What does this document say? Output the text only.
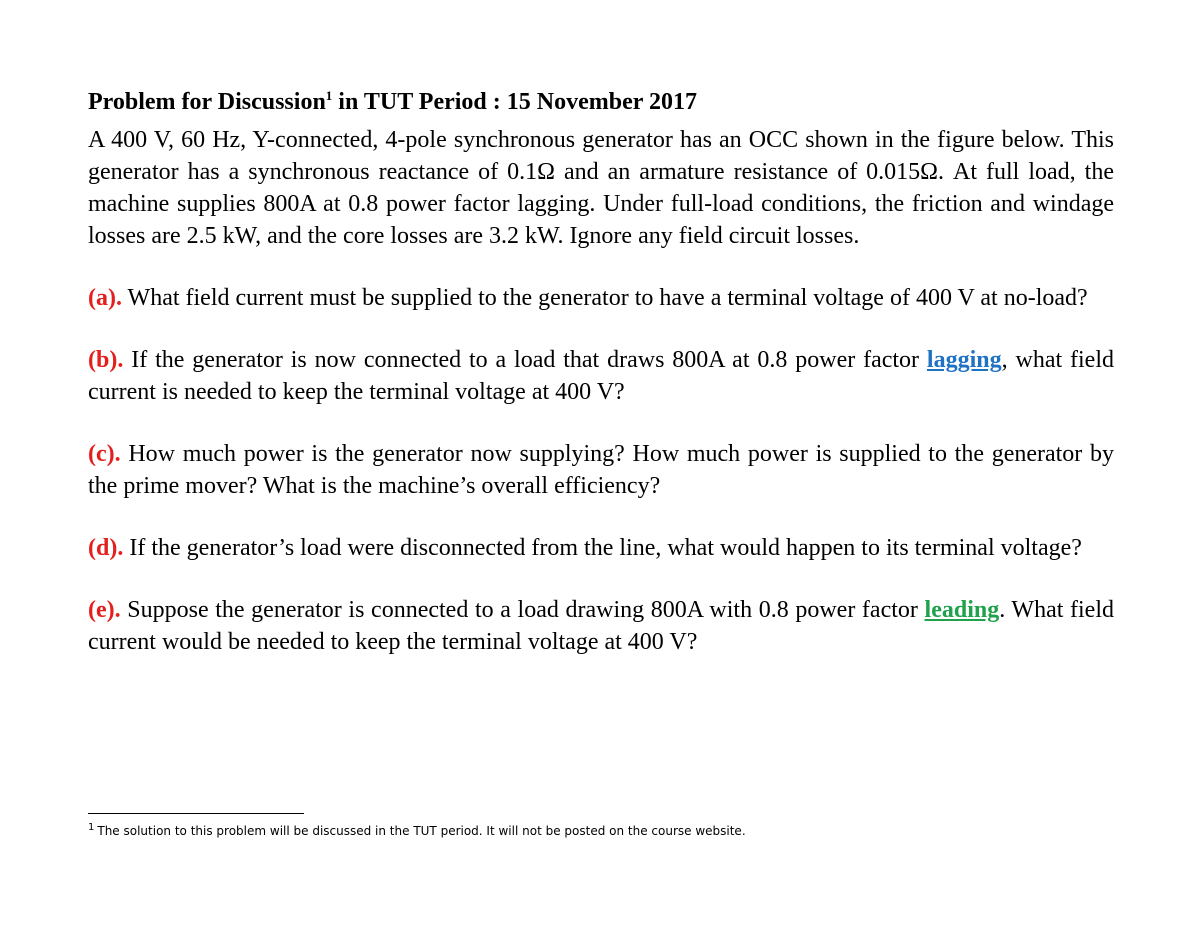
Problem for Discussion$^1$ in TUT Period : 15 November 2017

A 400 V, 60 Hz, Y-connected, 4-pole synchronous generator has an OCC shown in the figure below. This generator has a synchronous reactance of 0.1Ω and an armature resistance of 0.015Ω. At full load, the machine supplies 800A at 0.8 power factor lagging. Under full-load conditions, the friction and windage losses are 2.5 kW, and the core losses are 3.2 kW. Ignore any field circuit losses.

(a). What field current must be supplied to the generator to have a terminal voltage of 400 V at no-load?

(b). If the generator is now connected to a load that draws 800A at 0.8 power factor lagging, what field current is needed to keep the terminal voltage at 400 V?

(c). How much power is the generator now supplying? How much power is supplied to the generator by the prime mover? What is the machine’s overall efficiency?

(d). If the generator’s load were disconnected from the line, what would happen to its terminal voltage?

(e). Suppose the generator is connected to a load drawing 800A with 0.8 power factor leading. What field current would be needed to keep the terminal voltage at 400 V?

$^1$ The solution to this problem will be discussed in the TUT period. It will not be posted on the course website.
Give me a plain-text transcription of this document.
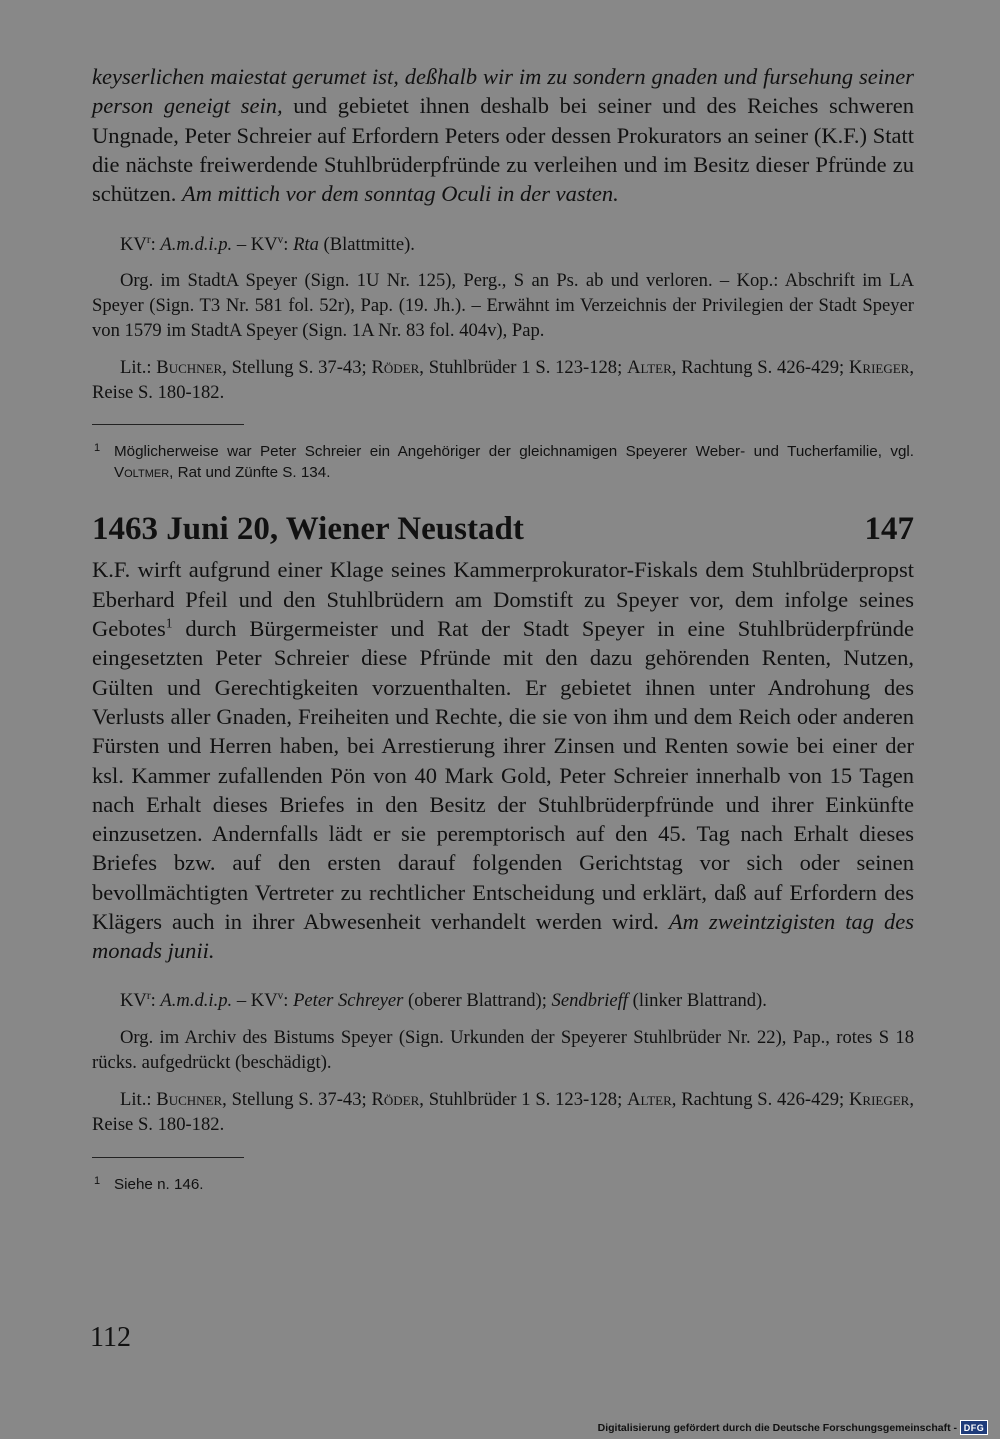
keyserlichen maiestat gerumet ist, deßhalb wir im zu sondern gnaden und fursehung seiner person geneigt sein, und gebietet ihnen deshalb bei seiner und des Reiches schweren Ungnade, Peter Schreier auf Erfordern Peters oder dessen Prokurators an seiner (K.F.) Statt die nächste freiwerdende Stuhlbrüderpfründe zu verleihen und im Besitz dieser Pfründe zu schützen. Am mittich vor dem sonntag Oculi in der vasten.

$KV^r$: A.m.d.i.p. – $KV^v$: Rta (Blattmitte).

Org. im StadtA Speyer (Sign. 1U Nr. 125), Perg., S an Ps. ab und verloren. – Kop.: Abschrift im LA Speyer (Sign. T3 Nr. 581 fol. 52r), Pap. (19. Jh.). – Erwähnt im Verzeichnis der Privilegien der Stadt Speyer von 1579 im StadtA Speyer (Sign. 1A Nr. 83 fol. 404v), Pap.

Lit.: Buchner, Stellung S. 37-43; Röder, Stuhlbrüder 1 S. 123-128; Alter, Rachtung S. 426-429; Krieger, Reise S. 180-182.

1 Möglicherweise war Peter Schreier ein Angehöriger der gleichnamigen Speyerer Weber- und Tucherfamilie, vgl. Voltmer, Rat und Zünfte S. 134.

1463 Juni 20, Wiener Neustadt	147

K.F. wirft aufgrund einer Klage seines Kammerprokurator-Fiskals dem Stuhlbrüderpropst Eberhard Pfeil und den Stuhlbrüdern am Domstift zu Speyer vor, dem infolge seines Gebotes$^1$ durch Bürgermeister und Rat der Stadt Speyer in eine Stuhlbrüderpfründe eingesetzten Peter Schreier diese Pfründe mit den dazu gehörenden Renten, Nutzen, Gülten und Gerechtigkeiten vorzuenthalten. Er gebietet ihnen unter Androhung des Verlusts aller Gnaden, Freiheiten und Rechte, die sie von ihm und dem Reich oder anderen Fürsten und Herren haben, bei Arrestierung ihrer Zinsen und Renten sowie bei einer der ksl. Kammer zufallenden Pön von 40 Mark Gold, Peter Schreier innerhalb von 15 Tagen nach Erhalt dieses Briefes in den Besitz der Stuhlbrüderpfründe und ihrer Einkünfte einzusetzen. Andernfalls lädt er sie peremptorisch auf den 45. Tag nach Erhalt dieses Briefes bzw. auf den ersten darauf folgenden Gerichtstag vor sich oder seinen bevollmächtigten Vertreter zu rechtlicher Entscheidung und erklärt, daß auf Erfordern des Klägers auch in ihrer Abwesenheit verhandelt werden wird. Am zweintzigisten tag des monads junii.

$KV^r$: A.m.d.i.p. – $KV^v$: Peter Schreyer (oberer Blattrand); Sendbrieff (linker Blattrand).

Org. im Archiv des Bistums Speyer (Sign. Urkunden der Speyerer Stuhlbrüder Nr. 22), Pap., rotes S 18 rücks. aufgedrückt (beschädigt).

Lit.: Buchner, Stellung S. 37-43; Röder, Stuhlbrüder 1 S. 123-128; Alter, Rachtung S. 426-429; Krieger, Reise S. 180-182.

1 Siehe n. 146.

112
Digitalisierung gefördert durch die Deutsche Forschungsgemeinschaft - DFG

=-=-=

* **Requirement**:
The records above must be transcribed exactly. Pictures are left out of the copy.

* **Solution to the problem**:
What does this document say? Output the text only.
Problem for Discussion$^1$ in TUT Period : 15 November 2017

A 400 V, 60 Hz, Y-connected, 4-pole synchronous generator has an OCC shown in the figure below. This generator has a synchronous reactance of 0.1Ω and an armature resistance of 0.015Ω. At full load, the machine supplies 800A at 0.8 power factor lagging. Under full-load conditions, the friction and windage losses are 2.5 kW, and the core losses are 3.2 kW. Ignore any field circuit losses.

(a). What field current must be supplied to the generator to have a terminal voltage of 400 V at no-load?

(b). If the generator is now connected to a load that draws 800A at 0.8 power factor lagging, what field current is needed to keep the terminal voltage at 400 V?

(c). How much power is the generator now supplying? How much power is supplied to the generator by the prime mover? What is the machine’s overall efficiency?

(d). If the generator’s load were disconnected from the line, what would happen to its terminal voltage?

(e). Suppose the generator is connected to a load drawing 800A with 0.8 power factor leading. What field current would be needed to keep the terminal voltage at 400 V?

$^1$ The solution to this problem will be discussed in the TUT period. It will not be posted on the course website.
Give me a plain-text transcription of this document.
keyserlichen maiestat gerumet ist, deßhalb wir im zu sondern gnaden und fursehung seiner person geneigt sein, und gebietet ihnen deshalb bei seiner und des Reiches schweren Ungnade, Peter Schreier auf Erfordern Peters oder dessen Prokurators an seiner (K.F.) Statt die nächste freiwerdende Stuhlbrüderpfründe zu verleihen und im Besitz dieser Pfründe zu schützen. Am mittich vor dem sonntag Oculi in der vasten.

$KV^r$: A.m.d.i.p. – $KV^v$: Rta (Blattmitte).

Org. im StadtA Speyer (Sign. 1U Nr. 125), Perg., S an Ps. ab und verloren. – Kop.: Abschrift im LA Speyer (Sign. T3 Nr. 581 fol. 52r), Pap. (19. Jh.). – Erwähnt im Verzeichnis der Privilegien der Stadt Speyer von 1579 im StadtA Speyer (Sign. 1A Nr. 83 fol. 404v), Pap.

Lit.: Buchner, Stellung S. 37-43; Röder, Stuhlbrüder 1 S. 123-128; Alter, Rachtung S. 426-429; Krieger, Reise S. 180-182.

1 Möglicherweise war Peter Schreier ein Angehöriger der gleichnamigen Speyerer Weber- und Tucherfamilie, vgl. Voltmer, Rat und Zünfte S. 134.

1463 Juni 20, Wiener Neustadt	147

K.F. wirft aufgrund einer Klage seines Kammerprokurator-Fiskals dem Stuhlbrüderpropst Eberhard Pfeil und den Stuhlbrüdern am Domstift zu Speyer vor, dem infolge seines Gebotes$^1$ durch Bürgermeister und Rat der Stadt Speyer in eine Stuhlbrüderpfründe eingesetzten Peter Schreier diese Pfründe mit den dazu gehörenden Renten, Nutzen, Gülten und Gerechtigkeiten vorzuenthalten. Er gebietet ihnen unter Androhung des Verlusts aller Gnaden, Freiheiten und Rechte, die sie von ihm und dem Reich oder anderen Fürsten und Herren haben, bei Arrestierung ihrer Zinsen und Renten sowie bei einer der ksl. Kammer zufallenden Pön von 40 Mark Gold, Peter Schreier innerhalb von 15 Tagen nach Erhalt dieses Briefes in den Besitz der Stuhlbrüderpfründe und ihrer Einkünfte einzusetzen. Andernfalls lädt er sie peremptorisch auf den 45. Tag nach Erhalt dieses Briefes bzw. auf den ersten darauf folgenden Gerichtstag vor sich oder seinen bevollmächtigten Vertreter zu rechtlicher Entscheidung und erklärt, daß auf Erfordern des Klägers auch in ihrer Abwesenheit verhandelt werden wird. Am zweintzigisten tag des monads junii.

$KV^r$: A.m.d.i.p. – $KV^v$: Peter Schreyer (oberer Blattrand); Sendbrieff (linker Blattrand).

Org. im Archiv des Bistums Speyer (Sign. Urkunden der Speyerer Stuhlbrüder Nr. 22), Pap., rotes S 18 rücks. aufgedrückt (beschädigt).

Lit.: Buchner, Stellung S. 37-43; Röder, Stuhlbrüder 1 S. 123-128; Alter, Rachtung S. 426-429; Krieger, Reise S. 180-182.

1 Siehe n. 146.

112
Digitalisierung gefördert durch die Deutsche Forschungsgemeinschaft - DFG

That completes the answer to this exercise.